:: THE REQUEST ::
Below is a listing; copy all of it exactly.

:: PROVIDED DATA ::
Begin

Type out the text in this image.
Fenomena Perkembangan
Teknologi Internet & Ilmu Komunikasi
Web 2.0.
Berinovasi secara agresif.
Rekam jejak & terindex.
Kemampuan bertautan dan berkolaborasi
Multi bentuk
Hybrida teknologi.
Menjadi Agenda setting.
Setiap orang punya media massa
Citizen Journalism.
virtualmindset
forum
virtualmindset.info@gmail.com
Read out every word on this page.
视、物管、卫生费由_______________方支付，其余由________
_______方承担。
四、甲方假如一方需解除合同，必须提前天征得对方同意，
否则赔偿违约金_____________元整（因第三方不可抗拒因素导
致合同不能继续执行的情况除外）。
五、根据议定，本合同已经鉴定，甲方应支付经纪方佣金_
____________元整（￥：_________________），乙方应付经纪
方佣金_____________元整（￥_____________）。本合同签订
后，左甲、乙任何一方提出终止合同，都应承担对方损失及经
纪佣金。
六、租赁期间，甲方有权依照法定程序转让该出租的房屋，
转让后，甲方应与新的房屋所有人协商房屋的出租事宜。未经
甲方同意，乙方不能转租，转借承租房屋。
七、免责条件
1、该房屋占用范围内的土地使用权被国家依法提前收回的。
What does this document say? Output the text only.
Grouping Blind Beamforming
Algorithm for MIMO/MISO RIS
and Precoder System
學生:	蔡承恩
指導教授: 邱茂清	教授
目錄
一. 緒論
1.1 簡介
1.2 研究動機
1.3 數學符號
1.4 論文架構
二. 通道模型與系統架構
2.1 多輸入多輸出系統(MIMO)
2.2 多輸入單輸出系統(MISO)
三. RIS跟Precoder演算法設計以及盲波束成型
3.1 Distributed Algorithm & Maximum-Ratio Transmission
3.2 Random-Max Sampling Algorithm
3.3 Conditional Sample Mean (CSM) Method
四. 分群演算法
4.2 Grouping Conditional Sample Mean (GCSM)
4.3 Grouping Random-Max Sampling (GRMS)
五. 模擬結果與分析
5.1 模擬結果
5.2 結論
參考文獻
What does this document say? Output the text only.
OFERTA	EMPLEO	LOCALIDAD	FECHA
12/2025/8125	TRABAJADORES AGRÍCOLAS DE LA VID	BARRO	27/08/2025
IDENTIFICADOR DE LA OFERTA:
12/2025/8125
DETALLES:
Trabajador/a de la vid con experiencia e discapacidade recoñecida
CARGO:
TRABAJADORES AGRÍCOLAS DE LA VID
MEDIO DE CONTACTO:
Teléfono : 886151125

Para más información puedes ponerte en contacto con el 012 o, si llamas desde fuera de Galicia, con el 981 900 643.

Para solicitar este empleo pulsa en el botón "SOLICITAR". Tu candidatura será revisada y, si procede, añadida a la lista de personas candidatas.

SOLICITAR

End

:: RESPONSE ::
Type out the text in this image.
Fenomena Perkembangan
Teknologi Internet & Ilmu Komunikasi
Web 2.0.
Berinovasi secara agresif.
Rekam jejak & terindex.
Kemampuan bertautan dan berkolaborasi
Multi bentuk
Hybrida teknologi.
Menjadi Agenda setting.
Setiap orang punya media massa
Citizen Journalism.
virtualmindset
forum
virtualmindset.info@gmail.com
Read out every word on this page.
视、物管、卫生费由_______________方支付，其余由________
_______方承担。
四、甲方假如一方需解除合同，必须提前天征得对方同意，
否则赔偿违约金_____________元整（因第三方不可抗拒因素导
致合同不能继续执行的情况除外）。
五、根据议定，本合同已经鉴定，甲方应支付经纪方佣金_
____________元整（￥：_________________），乙方应付经纪
方佣金_____________元整（￥_____________）。本合同签订
后，左甲、乙任何一方提出终止合同，都应承担对方损失及经
纪佣金。
六、租赁期间，甲方有权依照法定程序转让该出租的房屋，
转让后，甲方应与新的房屋所有人协商房屋的出租事宜。未经
甲方同意，乙方不能转租，转借承租房屋。
七、免责条件
1、该房屋占用范围内的土地使用权被国家依法提前收回的。
What does this document say? Output the text only.
Grouping Blind Beamforming
Algorithm for MIMO/MISO RIS
and Precoder System
學生:	蔡承恩
指導教授: 邱茂清	教授
目錄
一. 緒論
1.1 簡介
1.2 研究動機
1.3 數學符號
1.4 論文架構
二. 通道模型與系統架構
2.1 多輸入多輸出系統(MIMO)
2.2 多輸入單輸出系統(MISO)
三. RIS跟Precoder演算法設計以及盲波束成型
3.1 Distributed Algorithm & Maximum-Ratio Transmission
3.2 Random-Max Sampling Algorithm
3.3 Conditional Sample Mean (CSM) Method
四. 分群演算法
4.2 Grouping Conditional Sample Mean (GCSM)
4.3 Grouping Random-Max Sampling (GRMS)
五. 模擬結果與分析
5.1 模擬結果
5.2 結論
參考文獻
What does this document say? Output the text only.
OFERTA	EMPLEO	LOCALIDAD	FECHA
12/2025/8125	TRABAJADORES AGRÍCOLAS DE LA VID	BARRO	27/08/2025
IDENTIFICADOR DE LA OFERTA:
12/2025/8125
DETALLES:
Trabajador/a de la vid con experiencia e discapacidade recoñecida
CARGO:
TRABAJADORES AGRÍCOLAS DE LA VID
MEDIO DE CONTACTO:
Teléfono : 886151125

Para más información puedes ponerte en contacto con el 012 o, si llamas desde fuera de Galicia, con el 981 900 643.

Para solicitar este empleo pulsa en el botón "SOLICITAR". Tu candidatura será revisada y, si procede, añadida a la lista de personas candidatas.

SOLICITAR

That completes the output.